* What is asked *
Write out the data below in full, unchanged, minus the images.

* Material provided *

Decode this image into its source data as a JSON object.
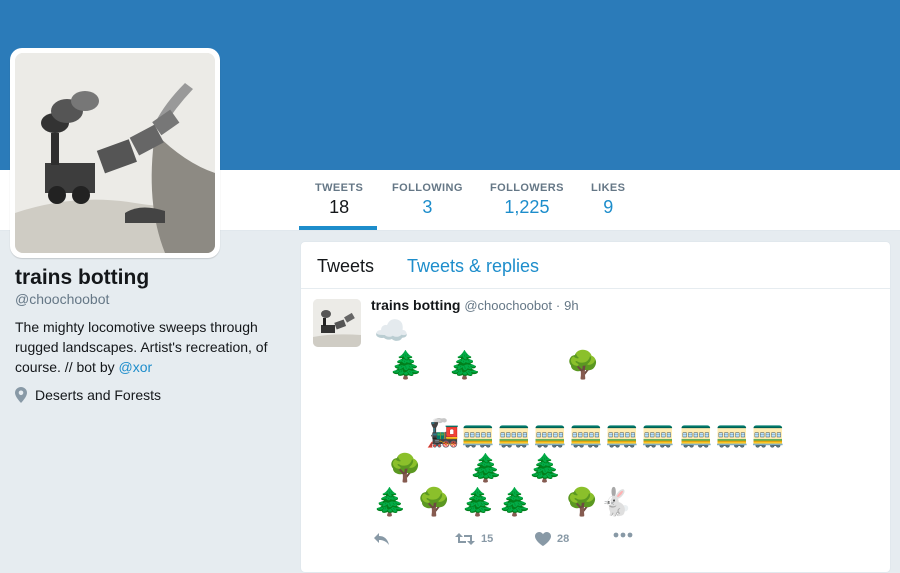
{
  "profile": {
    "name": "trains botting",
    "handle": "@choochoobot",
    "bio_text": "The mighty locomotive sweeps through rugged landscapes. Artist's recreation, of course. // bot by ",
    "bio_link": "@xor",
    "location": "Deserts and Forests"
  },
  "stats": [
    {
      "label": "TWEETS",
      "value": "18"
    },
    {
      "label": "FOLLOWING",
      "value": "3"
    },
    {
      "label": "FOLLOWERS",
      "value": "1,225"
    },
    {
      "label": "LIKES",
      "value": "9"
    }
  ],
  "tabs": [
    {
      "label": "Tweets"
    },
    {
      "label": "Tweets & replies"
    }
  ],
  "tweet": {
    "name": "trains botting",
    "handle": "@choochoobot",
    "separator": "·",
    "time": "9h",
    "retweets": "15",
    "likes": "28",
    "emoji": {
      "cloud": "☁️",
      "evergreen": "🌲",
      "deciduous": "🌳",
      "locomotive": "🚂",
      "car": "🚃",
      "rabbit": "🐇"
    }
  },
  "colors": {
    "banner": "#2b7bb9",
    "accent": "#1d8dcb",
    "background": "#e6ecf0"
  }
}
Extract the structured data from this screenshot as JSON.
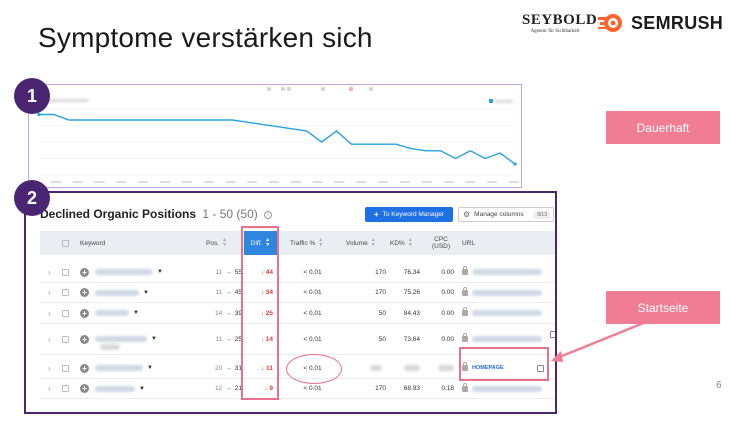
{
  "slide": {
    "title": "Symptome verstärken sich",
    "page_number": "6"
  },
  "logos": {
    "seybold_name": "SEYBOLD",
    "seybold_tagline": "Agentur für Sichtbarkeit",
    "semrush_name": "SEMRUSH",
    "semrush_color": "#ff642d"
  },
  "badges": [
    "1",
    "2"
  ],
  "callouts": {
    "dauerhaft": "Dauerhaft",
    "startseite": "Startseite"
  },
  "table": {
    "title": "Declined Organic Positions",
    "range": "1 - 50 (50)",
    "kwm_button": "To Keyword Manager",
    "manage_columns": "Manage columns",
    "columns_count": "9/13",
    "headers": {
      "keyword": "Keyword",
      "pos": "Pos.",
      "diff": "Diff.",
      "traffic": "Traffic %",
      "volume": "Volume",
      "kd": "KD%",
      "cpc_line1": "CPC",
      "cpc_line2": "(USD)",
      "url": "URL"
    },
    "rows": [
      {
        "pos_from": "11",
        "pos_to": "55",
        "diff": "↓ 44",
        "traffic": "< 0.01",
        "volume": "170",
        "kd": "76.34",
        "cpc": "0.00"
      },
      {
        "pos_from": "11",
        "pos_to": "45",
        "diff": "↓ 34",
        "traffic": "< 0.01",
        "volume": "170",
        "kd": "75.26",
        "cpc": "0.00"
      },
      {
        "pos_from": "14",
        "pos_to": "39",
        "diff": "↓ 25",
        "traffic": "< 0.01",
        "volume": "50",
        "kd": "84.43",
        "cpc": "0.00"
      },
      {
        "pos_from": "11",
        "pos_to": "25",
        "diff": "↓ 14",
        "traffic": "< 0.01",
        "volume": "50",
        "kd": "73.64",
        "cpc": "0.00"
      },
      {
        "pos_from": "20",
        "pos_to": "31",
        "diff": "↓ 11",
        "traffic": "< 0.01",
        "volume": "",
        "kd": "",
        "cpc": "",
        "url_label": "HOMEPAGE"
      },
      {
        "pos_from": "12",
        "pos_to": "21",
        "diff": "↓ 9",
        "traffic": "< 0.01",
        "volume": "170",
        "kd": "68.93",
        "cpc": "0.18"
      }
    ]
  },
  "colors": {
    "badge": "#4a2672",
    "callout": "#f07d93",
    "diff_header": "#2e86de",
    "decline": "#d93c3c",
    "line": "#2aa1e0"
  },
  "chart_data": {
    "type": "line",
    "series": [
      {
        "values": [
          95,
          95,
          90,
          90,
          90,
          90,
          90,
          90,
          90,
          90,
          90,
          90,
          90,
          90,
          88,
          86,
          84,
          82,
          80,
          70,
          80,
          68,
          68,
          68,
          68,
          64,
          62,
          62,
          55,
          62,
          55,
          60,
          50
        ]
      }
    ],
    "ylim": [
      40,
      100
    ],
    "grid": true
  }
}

* Response *
Decode this image into its source data as a JSON object.
{
  "profile": {
    "name": "trains botting",
    "handle": "@choochoobot",
    "bio_text": "The mighty locomotive sweeps through rugged landscapes. Artist's recreation, of course. // bot by ",
    "bio_link": "@xor",
    "location": "Deserts and Forests"
  },
  "stats": [
    {
      "label": "TWEETS",
      "value": "18"
    },
    {
      "label": "FOLLOWING",
      "value": "3"
    },
    {
      "label": "FOLLOWERS",
      "value": "1,225"
    },
    {
      "label": "LIKES",
      "value": "9"
    }
  ],
  "tabs": [
    {
      "label": "Tweets"
    },
    {
      "label": "Tweets & replies"
    }
  ],
  "tweet": {
    "name": "trains botting",
    "handle": "@choochoobot",
    "separator": "·",
    "time": "9h",
    "retweets": "15",
    "likes": "28",
    "emoji": {
      "cloud": "☁️",
      "evergreen": "🌲",
      "deciduous": "🌳",
      "locomotive": "🚂",
      "car": "🚃",
      "rabbit": "🐇"
    }
  },
  "colors": {
    "banner": "#2b7bb9",
    "accent": "#1d8dcb",
    "background": "#e6ecf0"
  }
}
Extract the structured data from this screenshot as JSON.
{
  "slide": {
    "title": "Symptome verstärken sich",
    "page_number": "6"
  },
  "logos": {
    "seybold_name": "SEYBOLD",
    "seybold_tagline": "Agentur für Sichtbarkeit",
    "semrush_name": "SEMRUSH",
    "semrush_color": "#ff642d"
  },
  "badges": [
    "1",
    "2"
  ],
  "callouts": {
    "dauerhaft": "Dauerhaft",
    "startseite": "Startseite"
  },
  "table": {
    "title": "Declined Organic Positions",
    "range": "1 - 50 (50)",
    "kwm_button": "To Keyword Manager",
    "manage_columns": "Manage columns",
    "columns_count": "9/13",
    "headers": {
      "keyword": "Keyword",
      "pos": "Pos.",
      "diff": "Diff.",
      "traffic": "Traffic %",
      "volume": "Volume",
      "kd": "KD%",
      "cpc_line1": "CPC",
      "cpc_line2": "(USD)",
      "url": "URL"
    },
    "rows": [
      {
        "pos_from": "11",
        "pos_to": "55",
        "diff": "↓ 44",
        "traffic": "< 0.01",
        "volume": "170",
        "kd": "76.34",
        "cpc": "0.00"
      },
      {
        "pos_from": "11",
        "pos_to": "45",
        "diff": "↓ 34",
        "traffic": "< 0.01",
        "volume": "170",
        "kd": "75.26",
        "cpc": "0.00"
      },
      {
        "pos_from": "14",
        "pos_to": "39",
        "diff": "↓ 25",
        "traffic": "< 0.01",
        "volume": "50",
        "kd": "84.43",
        "cpc": "0.00"
      },
      {
        "pos_from": "11",
        "pos_to": "25",
        "diff": "↓ 14",
        "traffic": "< 0.01",
        "volume": "50",
        "kd": "73.64",
        "cpc": "0.00"
      },
      {
        "pos_from": "20",
        "pos_to": "31",
        "diff": "↓ 11",
        "traffic": "< 0.01",
        "volume": "",
        "kd": "",
        "cpc": "",
        "url_label": "HOMEPAGE"
      },
      {
        "pos_from": "12",
        "pos_to": "21",
        "diff": "↓ 9",
        "traffic": "< 0.01",
        "volume": "170",
        "kd": "68.93",
        "cpc": "0.18"
      }
    ]
  },
  "colors": {
    "badge": "#4a2672",
    "callout": "#f07d93",
    "diff_header": "#2e86de",
    "decline": "#d93c3c",
    "line": "#2aa1e0"
  },
  "chart_data": {
    "type": "line",
    "series": [
      {
        "values": [
          95,
          95,
          90,
          90,
          90,
          90,
          90,
          90,
          90,
          90,
          90,
          90,
          90,
          90,
          88,
          86,
          84,
          82,
          80,
          70,
          80,
          68,
          68,
          68,
          68,
          64,
          62,
          62,
          55,
          62,
          55,
          60,
          50
        ]
      }
    ],
    "ylim": [
      40,
      100
    ],
    "grid": true
  }
}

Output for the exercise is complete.